■ **Pasaje mostrado**
________________________________________
El mal -argumenta el filósofo García-Baró- no es tanto el que se sufre como el que se inflige. Quien tortura a un niño o un animal, quien humilla a una mujer, destruye el escaso y frágil horizonte de sentido que ofrece la realidad. Tal desequilibrio maniqueo, encarnado en el lecho profundo de nuestra naturaleza, requiere una presencia trascendente, una suerte de voz que interpele y armonice ese fondo. Ante ella, la condición para que se dé, o no, la caída no puede ser otra que la libertad. Sin embargo, el fundamento trascendente no impide sentir en el cuello el frío aliento del infierno metafísico si la responsabilidad no comparece. Uno disfruta de buenos amigos, de la lectura de grandes poetas vivos de su ciudad, incluso de tiempo y silencio -inaudito privilegio- para escribir meditaciones como la que el lector tiene delante. Pero esos gozos no cancelan la pregunta por los "descartados": ¿dónde hallan estos su válvula de seguridad? Sin el fundamento de una ética trascendente, ¿qué órgano sensible puede percibir las sutiles ondas de la barbarie? Vivimos en el mejor de los mundos, pero no en el mejor posible, y quizá por eso la lectura de algunos pasajes bíblicos, como aquéllos en los que Jesús se dirige a los niños o los cansados y agobiados, cobra un sentido reparador.
________________________________________
■ **Datos proporcionados**
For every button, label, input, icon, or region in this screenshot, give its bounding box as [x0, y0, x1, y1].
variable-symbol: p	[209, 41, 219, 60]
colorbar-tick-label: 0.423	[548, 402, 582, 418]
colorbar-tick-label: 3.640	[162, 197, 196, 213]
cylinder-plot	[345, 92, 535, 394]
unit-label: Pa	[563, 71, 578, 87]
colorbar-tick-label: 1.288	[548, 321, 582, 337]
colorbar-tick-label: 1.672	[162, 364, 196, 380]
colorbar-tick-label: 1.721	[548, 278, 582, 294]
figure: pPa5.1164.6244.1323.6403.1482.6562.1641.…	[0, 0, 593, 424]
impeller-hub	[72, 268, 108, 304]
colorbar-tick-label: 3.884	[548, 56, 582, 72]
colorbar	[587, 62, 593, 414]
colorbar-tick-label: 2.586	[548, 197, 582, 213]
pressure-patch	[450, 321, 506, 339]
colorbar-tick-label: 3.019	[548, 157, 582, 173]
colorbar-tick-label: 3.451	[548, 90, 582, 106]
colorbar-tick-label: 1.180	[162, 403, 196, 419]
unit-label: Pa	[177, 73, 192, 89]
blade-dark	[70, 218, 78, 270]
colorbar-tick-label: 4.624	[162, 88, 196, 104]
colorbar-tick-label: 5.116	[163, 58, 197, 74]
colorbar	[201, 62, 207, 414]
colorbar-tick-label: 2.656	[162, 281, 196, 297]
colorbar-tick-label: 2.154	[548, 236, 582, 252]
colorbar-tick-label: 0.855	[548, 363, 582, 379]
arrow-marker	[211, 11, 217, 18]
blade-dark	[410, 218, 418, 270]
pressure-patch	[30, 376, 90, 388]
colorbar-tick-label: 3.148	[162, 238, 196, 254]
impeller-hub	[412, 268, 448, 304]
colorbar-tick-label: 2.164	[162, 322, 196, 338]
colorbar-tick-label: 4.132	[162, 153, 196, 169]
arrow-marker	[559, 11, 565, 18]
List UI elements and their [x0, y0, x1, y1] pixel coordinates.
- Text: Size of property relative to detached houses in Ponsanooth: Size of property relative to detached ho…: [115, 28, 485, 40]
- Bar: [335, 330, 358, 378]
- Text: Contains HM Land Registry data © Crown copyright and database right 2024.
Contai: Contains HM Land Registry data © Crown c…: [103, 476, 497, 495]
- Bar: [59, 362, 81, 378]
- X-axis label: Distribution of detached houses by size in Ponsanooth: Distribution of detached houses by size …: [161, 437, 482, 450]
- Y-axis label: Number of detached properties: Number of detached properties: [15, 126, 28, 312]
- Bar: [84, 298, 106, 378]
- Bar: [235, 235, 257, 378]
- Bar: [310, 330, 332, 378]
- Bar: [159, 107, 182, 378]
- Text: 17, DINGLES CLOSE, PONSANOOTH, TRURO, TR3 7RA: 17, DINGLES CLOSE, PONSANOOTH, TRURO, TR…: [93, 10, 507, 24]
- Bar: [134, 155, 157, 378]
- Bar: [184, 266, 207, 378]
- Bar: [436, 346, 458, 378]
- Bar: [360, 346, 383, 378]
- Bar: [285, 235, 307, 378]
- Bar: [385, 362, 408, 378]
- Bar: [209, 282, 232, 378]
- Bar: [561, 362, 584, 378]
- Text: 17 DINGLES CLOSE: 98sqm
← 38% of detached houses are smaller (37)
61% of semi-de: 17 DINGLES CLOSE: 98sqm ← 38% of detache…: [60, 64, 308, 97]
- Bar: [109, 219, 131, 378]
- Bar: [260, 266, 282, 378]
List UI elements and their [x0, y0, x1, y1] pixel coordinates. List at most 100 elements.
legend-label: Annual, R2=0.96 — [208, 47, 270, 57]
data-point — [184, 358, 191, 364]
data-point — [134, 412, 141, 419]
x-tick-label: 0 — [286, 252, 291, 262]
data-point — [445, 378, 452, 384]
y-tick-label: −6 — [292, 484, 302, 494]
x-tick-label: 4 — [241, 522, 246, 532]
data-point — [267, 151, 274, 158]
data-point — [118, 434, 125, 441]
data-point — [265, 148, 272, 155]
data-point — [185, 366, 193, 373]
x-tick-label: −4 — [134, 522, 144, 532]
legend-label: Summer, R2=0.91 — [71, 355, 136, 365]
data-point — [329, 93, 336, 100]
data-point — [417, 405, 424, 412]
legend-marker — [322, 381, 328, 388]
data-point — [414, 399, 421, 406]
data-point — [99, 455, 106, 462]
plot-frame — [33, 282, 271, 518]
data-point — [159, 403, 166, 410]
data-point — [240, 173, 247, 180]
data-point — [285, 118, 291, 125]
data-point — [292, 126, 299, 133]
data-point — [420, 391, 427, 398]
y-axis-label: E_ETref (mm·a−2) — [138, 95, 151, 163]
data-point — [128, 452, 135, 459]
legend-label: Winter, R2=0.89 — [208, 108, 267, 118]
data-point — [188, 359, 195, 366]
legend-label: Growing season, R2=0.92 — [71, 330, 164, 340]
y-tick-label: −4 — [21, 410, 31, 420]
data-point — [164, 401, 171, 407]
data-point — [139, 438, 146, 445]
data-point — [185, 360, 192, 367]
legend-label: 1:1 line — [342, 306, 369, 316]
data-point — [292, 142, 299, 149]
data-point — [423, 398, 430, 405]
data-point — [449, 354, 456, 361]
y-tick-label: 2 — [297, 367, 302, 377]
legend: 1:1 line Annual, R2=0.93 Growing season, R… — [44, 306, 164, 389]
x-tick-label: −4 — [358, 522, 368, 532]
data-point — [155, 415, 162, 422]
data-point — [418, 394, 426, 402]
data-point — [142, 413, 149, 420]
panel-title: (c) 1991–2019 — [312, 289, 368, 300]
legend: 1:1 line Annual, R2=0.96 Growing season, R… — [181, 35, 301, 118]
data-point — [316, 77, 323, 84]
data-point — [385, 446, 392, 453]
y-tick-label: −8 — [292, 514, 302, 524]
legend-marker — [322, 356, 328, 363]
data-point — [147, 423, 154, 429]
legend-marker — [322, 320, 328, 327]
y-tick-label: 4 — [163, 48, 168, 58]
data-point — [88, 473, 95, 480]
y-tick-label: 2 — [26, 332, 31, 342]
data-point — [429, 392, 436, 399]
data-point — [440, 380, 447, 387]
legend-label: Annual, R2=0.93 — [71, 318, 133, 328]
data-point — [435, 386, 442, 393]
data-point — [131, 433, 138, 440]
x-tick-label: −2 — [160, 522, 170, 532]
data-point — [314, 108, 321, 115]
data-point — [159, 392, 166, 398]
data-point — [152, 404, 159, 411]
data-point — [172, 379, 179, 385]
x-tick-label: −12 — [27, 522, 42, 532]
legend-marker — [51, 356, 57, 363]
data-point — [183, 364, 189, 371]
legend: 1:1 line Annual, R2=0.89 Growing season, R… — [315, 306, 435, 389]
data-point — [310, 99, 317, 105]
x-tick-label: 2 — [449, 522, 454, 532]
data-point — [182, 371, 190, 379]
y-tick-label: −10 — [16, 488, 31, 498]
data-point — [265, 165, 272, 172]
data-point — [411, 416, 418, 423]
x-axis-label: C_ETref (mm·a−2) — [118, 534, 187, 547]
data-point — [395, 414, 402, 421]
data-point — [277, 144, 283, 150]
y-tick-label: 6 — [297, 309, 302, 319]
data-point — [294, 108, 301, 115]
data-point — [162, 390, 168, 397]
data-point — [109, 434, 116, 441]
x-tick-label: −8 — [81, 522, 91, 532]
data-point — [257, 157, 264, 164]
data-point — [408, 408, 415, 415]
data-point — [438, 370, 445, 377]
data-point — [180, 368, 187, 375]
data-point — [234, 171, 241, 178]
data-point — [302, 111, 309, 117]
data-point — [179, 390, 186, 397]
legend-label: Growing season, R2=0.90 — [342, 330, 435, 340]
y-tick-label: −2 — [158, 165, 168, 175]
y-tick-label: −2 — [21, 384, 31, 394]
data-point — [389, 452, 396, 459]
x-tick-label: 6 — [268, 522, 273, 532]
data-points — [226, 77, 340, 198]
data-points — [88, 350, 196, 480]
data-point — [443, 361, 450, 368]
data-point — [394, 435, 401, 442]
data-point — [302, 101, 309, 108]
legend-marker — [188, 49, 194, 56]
________________________________________
■ **Tarea propuesta 1**
Traduce al inglés esta oración del pasaje sobre el mal: "Quien tortura a un niño o un animal, quien humilla a una mujer, destruye el escaso y frágil horizonte de sentido que ofrece la realidad."
■ **Tarea propuesta 2**
En el pasaje sobre el mal, ¿qué mal pesa más según el filósofo García-Baró?
■ **Tarea propuesta 3**
Prosigue el pasaje sobre el mal a partir de su última oración.

■ **Respuesta escrita 1**
Whoever tortures a child or an animal, whoever humiliates a woman, destroys the scant and fragile horizon of meaning that reality offers.

■ **Respuesta escrita 2**
El que se inflige, más que el que se sufre.

■ **Respuesta escrita 3**
Siendo oscura la naturaleza del mal, éste se sitúa en todas las confesiones, y también en la escala secular. En medicina consiste en dar veneno, en lugar de medicamento, para acabar con el sufrimiento que arrastra un enfermo terminal o un anciano en su soledad. En la presencia trascendente no hay ley estatal que me ampare como médico para cometer la atrocidad -¡otra vez por compasión!- de acabar con la vida del moribundo, ni siquiera bajo el falaz estatuto de acto médico. Hay formas dignas, humanas y pautadas de aliviar los últimos sufrimientos. Pero invade una extraña indiferencia, un abandono cívico que deja el espacio público reducido a los envites e intereses de una nueva metafísica; y con su estallido de diversidad y de guerras culturales seguimos bajando la guardia y distrayéndonos de los problemas esenciales y reales, y así ha caído el impulso democrático. El mal -dice el mismo filósofo- surge al hacernos cómplices de aquéllos que lo practican, aun en nombre del bien. Despenalizar la eutanasia -¿la buena muerte?- no disculpa a la sociedad del ahorro en cuidados a las postrimerías de sus enfermos.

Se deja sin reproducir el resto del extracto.